» **Job**:
Output the material below unchanged, apart from leaving out the pictures.

— begin Dataset entries —

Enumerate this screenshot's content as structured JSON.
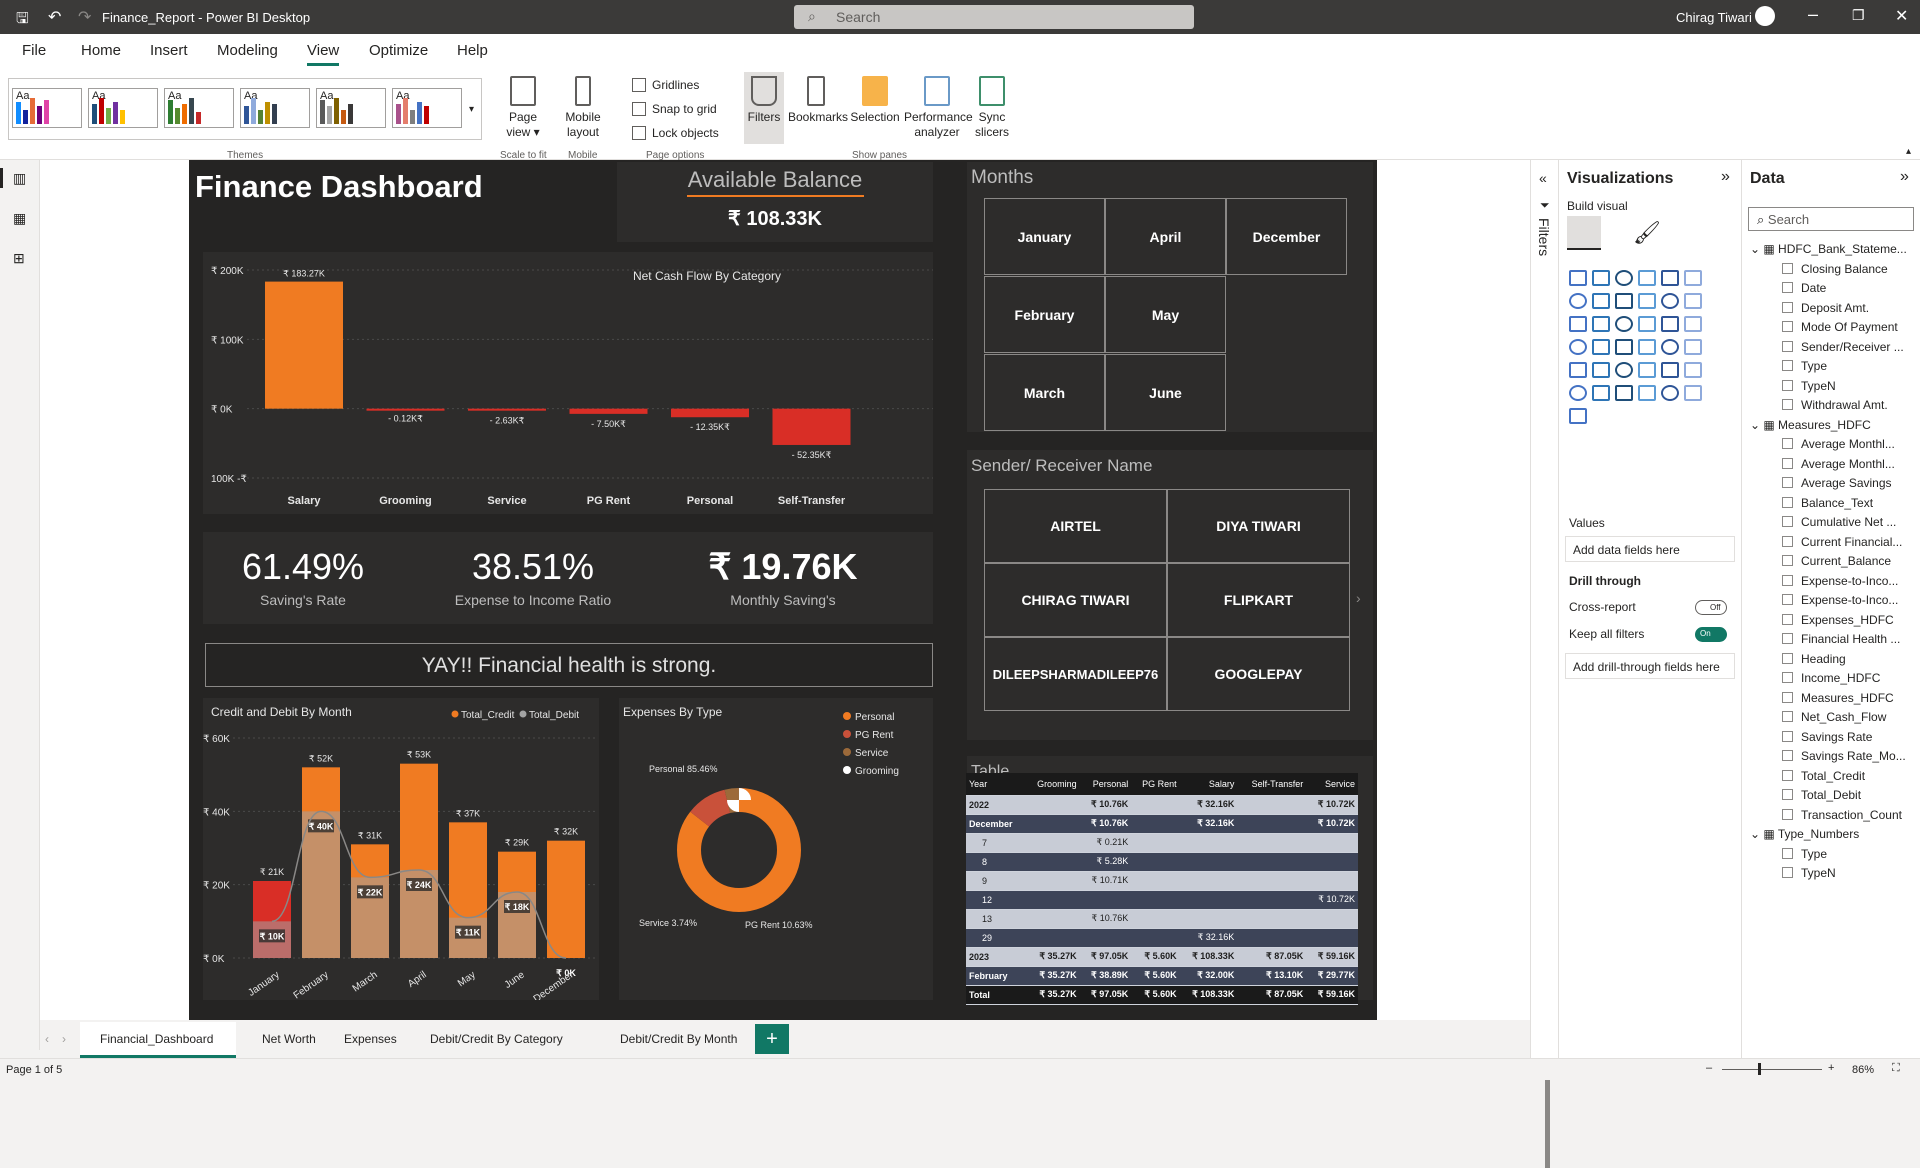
{
  "app": {
    "title": "Finance_Report - Power BI Desktop",
    "search_placeholder": "Search",
    "user": "Chirag Tiwari"
  },
  "ribbon": {
    "tabs": [
      "File",
      "Home",
      "Insert",
      "Modeling",
      "View",
      "Optimize",
      "Help"
    ],
    "active_tab": "View",
    "groups": [
      "Themes",
      "Scale to fit",
      "Mobile",
      "Page options",
      "Show panes"
    ],
    "buttons": {
      "page_view": "Page view",
      "mobile_layout": "Mobile layout",
      "filters": "Filters",
      "bookmarks": "Bookmarks",
      "selection": "Selection",
      "performance": "Performance analyzer",
      "sync": "Sync slicers"
    },
    "checkboxes": [
      "Gridlines",
      "Snap to grid",
      "Lock objects"
    ]
  },
  "dashboard": {
    "title": "Finance Dashboard",
    "balance_label": "Available Balance",
    "balance_value": "₹ 108.33K",
    "kpis": [
      {
        "value": "61.49%",
        "label": "Saving's Rate"
      },
      {
        "value": "38.51%",
        "label": "Expense to Income Ratio"
      },
      {
        "value": "₹ 19.76K",
        "label": "Monthly Saving's"
      }
    ],
    "health_message": "YAY!! Financial health is strong.",
    "months_title": "Months",
    "months": [
      "January",
      "April",
      "December",
      "February",
      "May",
      "March",
      "June"
    ],
    "sender_title": "Sender/ Receiver Name",
    "senders": [
      "AIRTEL",
      "DIYA TIWARI",
      "CHIRAG TIWARI",
      "FLIPKART",
      "DILEEPSHARMADILEEP76",
      "GOOGLEPAY"
    ],
    "table_title": "Table",
    "table": {
      "headers": [
        "Year",
        "Grooming",
        "Personal",
        "PG Rent",
        "Salary",
        "Self-Transfer",
        "Service"
      ],
      "rows": [
        [
          "2022",
          "",
          "₹ 10.76K",
          "",
          "₹ 32.16K",
          "",
          "₹ 10.72K"
        ],
        [
          "December",
          "",
          "₹ 10.76K",
          "",
          "₹ 32.16K",
          "",
          "₹ 10.72K"
        ],
        [
          "7",
          "",
          "₹ 0.21K",
          "",
          "",
          "",
          ""
        ],
        [
          "8",
          "",
          "₹ 5.28K",
          "",
          "",
          "",
          ""
        ],
        [
          "9",
          "",
          "₹ 10.71K",
          "",
          "",
          "",
          ""
        ],
        [
          "12",
          "",
          "",
          "",
          "",
          "",
          "₹ 10.72K"
        ],
        [
          "13",
          "",
          "₹ 10.76K",
          "",
          "",
          "",
          ""
        ],
        [
          "29",
          "",
          "",
          "",
          "₹ 32.16K",
          "",
          ""
        ],
        [
          "2023",
          "₹ 35.27K",
          "₹ 97.05K",
          "₹ 5.60K",
          "₹ 108.33K",
          "₹ 87.05K",
          "₹ 59.16K"
        ],
        [
          "February",
          "₹ 35.27K",
          "₹ 38.89K",
          "₹ 5.60K",
          "₹ 32.00K",
          "₹ 13.10K",
          "₹ 29.77K"
        ],
        [
          "Total",
          "₹ 35.27K",
          "₹ 97.05K",
          "₹ 5.60K",
          "₹ 108.33K",
          "₹ 87.05K",
          "₹ 59.16K"
        ]
      ]
    }
  },
  "chart_data": [
    {
      "type": "bar",
      "title": "Net Cash Flow By Category",
      "categories": [
        "Salary",
        "Grooming",
        "Service",
        "PG Rent",
        "Personal",
        "Self-Transfer"
      ],
      "values": [
        183.27,
        -0.12,
        -2.63,
        -7.5,
        -12.35,
        -52.35
      ],
      "labels": [
        "₹ 183.27K",
        "- 0.12K₹",
        "- 2.63K₹",
        "- 7.50K₹",
        "- 12.35K₹",
        "- 52.35K₹"
      ],
      "y_ticks": [
        "₹ 200K",
        "₹ 100K",
        "₹ 0K",
        "100K -₹"
      ],
      "ylim": [
        -100,
        200
      ],
      "colors": {
        "positive": "#f07b22",
        "negative": "#d92e26"
      }
    },
    {
      "type": "bar",
      "title": "Credit and Debit By Month",
      "categories": [
        "January",
        "February",
        "March",
        "April",
        "May",
        "June",
        "December"
      ],
      "series": [
        {
          "name": "Total_Credit",
          "values": [
            21,
            52,
            31,
            53,
            37,
            29,
            32
          ],
          "labels": [
            "₹ 21K",
            "₹ 52K",
            "₹ 31K",
            "₹ 53K",
            "₹ 37K",
            "₹ 29K",
            "₹ 32K"
          ]
        },
        {
          "name": "Total_Debit",
          "values": [
            10,
            40,
            22,
            24,
            11,
            18,
            0
          ],
          "labels": [
            "₹ 10K",
            "₹ 40K",
            "₹ 22K",
            "₹ 24K",
            "₹ 11K",
            "₹ 18K",
            "₹ 0K"
          ]
        }
      ],
      "y_ticks": [
        "₹ 60K",
        "₹ 40K",
        "₹ 20K",
        "₹ 0K"
      ],
      "ylim": [
        0,
        60
      ],
      "colors": {
        "credit": "#f07b22",
        "debit": "#a3a3a3",
        "first_bar": "#d92e26"
      }
    },
    {
      "type": "pie",
      "title": "Expenses By Type",
      "slices": [
        {
          "name": "Personal",
          "value": 85.46,
          "label": "Personal 85.46%",
          "color": "#f07b22"
        },
        {
          "name": "PG Rent",
          "value": 10.63,
          "label": "PG Rent 10.63%",
          "color": "#c9513a"
        },
        {
          "name": "Service",
          "value": 3.74,
          "label": "Service 3.74%",
          "color": "#9c6a3a"
        },
        {
          "name": "Grooming",
          "value": 0.17,
          "label": "",
          "color": "#ffffff"
        }
      ]
    }
  ],
  "visualizations": {
    "title": "Visualizations",
    "build_visual": "Build visual",
    "values_label": "Values",
    "add_data": "Add data fields here",
    "drill_title": "Drill through",
    "cross_report": "Cross-report",
    "cross_state": "Off",
    "keep_filters": "Keep all filters",
    "keep_state": "On",
    "add_drill": "Add drill-through fields here"
  },
  "data_pane": {
    "title": "Data",
    "search_placeholder": "Search",
    "filters_label": "Filters",
    "tables": [
      {
        "name": "HDFC_Bank_Stateme...",
        "fields": [
          "Closing Balance",
          "Date",
          "Deposit Amt.",
          "Mode Of Payment",
          "Sender/Receiver ...",
          "Type",
          "TypeN",
          "Withdrawal Amt."
        ]
      },
      {
        "name": "Measures_HDFC",
        "fields": [
          "Average Monthl...",
          "Average Monthl...",
          "Average Savings",
          "Balance_Text",
          "Cumulative Net ...",
          "Current Financial...",
          "Current_Balance",
          "Expense-to-Inco...",
          "Expense-to-Inco...",
          "Expenses_HDFC",
          "Financial Health ...",
          "Heading",
          "Income_HDFC",
          "Measures_HDFC",
          "Net_Cash_Flow",
          "Savings Rate",
          "Savings Rate_Mo...",
          "Total_Credit",
          "Total_Debit",
          "Transaction_Count"
        ]
      },
      {
        "name": "Type_Numbers",
        "fields": [
          "Type",
          "TypeN"
        ]
      }
    ]
  },
  "pages": [
    "Financial_Dashboard",
    "Net Worth",
    "Expenses",
    "Debit/Credit By Category",
    "Debit/Credit By Month"
  ],
  "status": {
    "page": "Page 1 of 5",
    "zoom": "86%"
  }
}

— end Dataset entries —

» **Worked solution**:
Enumerate this screenshot's content as structured JSON.
{
  "app": {
    "title": "Finance_Report - Power BI Desktop",
    "search_placeholder": "Search",
    "user": "Chirag Tiwari"
  },
  "ribbon": {
    "tabs": [
      "File",
      "Home",
      "Insert",
      "Modeling",
      "View",
      "Optimize",
      "Help"
    ],
    "active_tab": "View",
    "groups": [
      "Themes",
      "Scale to fit",
      "Mobile",
      "Page options",
      "Show panes"
    ],
    "buttons": {
      "page_view": "Page view",
      "mobile_layout": "Mobile layout",
      "filters": "Filters",
      "bookmarks": "Bookmarks",
      "selection": "Selection",
      "performance": "Performance analyzer",
      "sync": "Sync slicers"
    },
    "checkboxes": [
      "Gridlines",
      "Snap to grid",
      "Lock objects"
    ]
  },
  "dashboard": {
    "title": "Finance Dashboard",
    "balance_label": "Available Balance",
    "balance_value": "₹ 108.33K",
    "kpis": [
      {
        "value": "61.49%",
        "label": "Saving's Rate"
      },
      {
        "value": "38.51%",
        "label": "Expense to Income Ratio"
      },
      {
        "value": "₹ 19.76K",
        "label": "Monthly Saving's"
      }
    ],
    "health_message": "YAY!! Financial health is strong.",
    "months_title": "Months",
    "months": [
      "January",
      "April",
      "December",
      "February",
      "May",
      "March",
      "June"
    ],
    "sender_title": "Sender/ Receiver Name",
    "senders": [
      "AIRTEL",
      "DIYA TIWARI",
      "CHIRAG TIWARI",
      "FLIPKART",
      "DILEEPSHARMADILEEP76",
      "GOOGLEPAY"
    ],
    "table_title": "Table",
    "table": {
      "headers": [
        "Year",
        "Grooming",
        "Personal",
        "PG Rent",
        "Salary",
        "Self-Transfer",
        "Service"
      ],
      "rows": [
        [
          "2022",
          "",
          "₹ 10.76K",
          "",
          "₹ 32.16K",
          "",
          "₹ 10.72K"
        ],
        [
          "December",
          "",
          "₹ 10.76K",
          "",
          "₹ 32.16K",
          "",
          "₹ 10.72K"
        ],
        [
          "7",
          "",
          "₹ 0.21K",
          "",
          "",
          "",
          ""
        ],
        [
          "8",
          "",
          "₹ 5.28K",
          "",
          "",
          "",
          ""
        ],
        [
          "9",
          "",
          "₹ 10.71K",
          "",
          "",
          "",
          ""
        ],
        [
          "12",
          "",
          "",
          "",
          "",
          "",
          "₹ 10.72K"
        ],
        [
          "13",
          "",
          "₹ 10.76K",
          "",
          "",
          "",
          ""
        ],
        [
          "29",
          "",
          "",
          "",
          "₹ 32.16K",
          "",
          ""
        ],
        [
          "2023",
          "₹ 35.27K",
          "₹ 97.05K",
          "₹ 5.60K",
          "₹ 108.33K",
          "₹ 87.05K",
          "₹ 59.16K"
        ],
        [
          "February",
          "₹ 35.27K",
          "₹ 38.89K",
          "₹ 5.60K",
          "₹ 32.00K",
          "₹ 13.10K",
          "₹ 29.77K"
        ],
        [
          "Total",
          "₹ 35.27K",
          "₹ 97.05K",
          "₹ 5.60K",
          "₹ 108.33K",
          "₹ 87.05K",
          "₹ 59.16K"
        ]
      ]
    }
  },
  "chart_data": [
    {
      "type": "bar",
      "title": "Net Cash Flow By Category",
      "categories": [
        "Salary",
        "Grooming",
        "Service",
        "PG Rent",
        "Personal",
        "Self-Transfer"
      ],
      "values": [
        183.27,
        -0.12,
        -2.63,
        -7.5,
        -12.35,
        -52.35
      ],
      "labels": [
        "₹ 183.27K",
        "- 0.12K₹",
        "- 2.63K₹",
        "- 7.50K₹",
        "- 12.35K₹",
        "- 52.35K₹"
      ],
      "y_ticks": [
        "₹ 200K",
        "₹ 100K",
        "₹ 0K",
        "100K -₹"
      ],
      "ylim": [
        -100,
        200
      ],
      "colors": {
        "positive": "#f07b22",
        "negative": "#d92e26"
      }
    },
    {
      "type": "bar",
      "title": "Credit and Debit By Month",
      "categories": [
        "January",
        "February",
        "March",
        "April",
        "May",
        "June",
        "December"
      ],
      "series": [
        {
          "name": "Total_Credit",
          "values": [
            21,
            52,
            31,
            53,
            37,
            29,
            32
          ],
          "labels": [
            "₹ 21K",
            "₹ 52K",
            "₹ 31K",
            "₹ 53K",
            "₹ 37K",
            "₹ 29K",
            "₹ 32K"
          ]
        },
        {
          "name": "Total_Debit",
          "values": [
            10,
            40,
            22,
            24,
            11,
            18,
            0
          ],
          "labels": [
            "₹ 10K",
            "₹ 40K",
            "₹ 22K",
            "₹ 24K",
            "₹ 11K",
            "₹ 18K",
            "₹ 0K"
          ]
        }
      ],
      "y_ticks": [
        "₹ 60K",
        "₹ 40K",
        "₹ 20K",
        "₹ 0K"
      ],
      "ylim": [
        0,
        60
      ],
      "colors": {
        "credit": "#f07b22",
        "debit": "#a3a3a3",
        "first_bar": "#d92e26"
      }
    },
    {
      "type": "pie",
      "title": "Expenses By Type",
      "slices": [
        {
          "name": "Personal",
          "value": 85.46,
          "label": "Personal 85.46%",
          "color": "#f07b22"
        },
        {
          "name": "PG Rent",
          "value": 10.63,
          "label": "PG Rent 10.63%",
          "color": "#c9513a"
        },
        {
          "name": "Service",
          "value": 3.74,
          "label": "Service 3.74%",
          "color": "#9c6a3a"
        },
        {
          "name": "Grooming",
          "value": 0.17,
          "label": "",
          "color": "#ffffff"
        }
      ]
    }
  ],
  "visualizations": {
    "title": "Visualizations",
    "build_visual": "Build visual",
    "values_label": "Values",
    "add_data": "Add data fields here",
    "drill_title": "Drill through",
    "cross_report": "Cross-report",
    "cross_state": "Off",
    "keep_filters": "Keep all filters",
    "keep_state": "On",
    "add_drill": "Add drill-through fields here"
  },
  "data_pane": {
    "title": "Data",
    "search_placeholder": "Search",
    "filters_label": "Filters",
    "tables": [
      {
        "name": "HDFC_Bank_Stateme...",
        "fields": [
          "Closing Balance",
          "Date",
          "Deposit Amt.",
          "Mode Of Payment",
          "Sender/Receiver ...",
          "Type",
          "TypeN",
          "Withdrawal Amt."
        ]
      },
      {
        "name": "Measures_HDFC",
        "fields": [
          "Average Monthl...",
          "Average Monthl...",
          "Average Savings",
          "Balance_Text",
          "Cumulative Net ...",
          "Current Financial...",
          "Current_Balance",
          "Expense-to-Inco...",
          "Expense-to-Inco...",
          "Expenses_HDFC",
          "Financial Health ...",
          "Heading",
          "Income_HDFC",
          "Measures_HDFC",
          "Net_Cash_Flow",
          "Savings Rate",
          "Savings Rate_Mo...",
          "Total_Credit",
          "Total_Debit",
          "Transaction_Count"
        ]
      },
      {
        "name": "Type_Numbers",
        "fields": [
          "Type",
          "TypeN"
        ]
      }
    ]
  },
  "pages": [
    "Financial_Dashboard",
    "Net Worth",
    "Expenses",
    "Debit/Credit By Category",
    "Debit/Credit By Month"
  ],
  "status": {
    "page": "Page 1 of 5",
    "zoom": "86%"
  }
}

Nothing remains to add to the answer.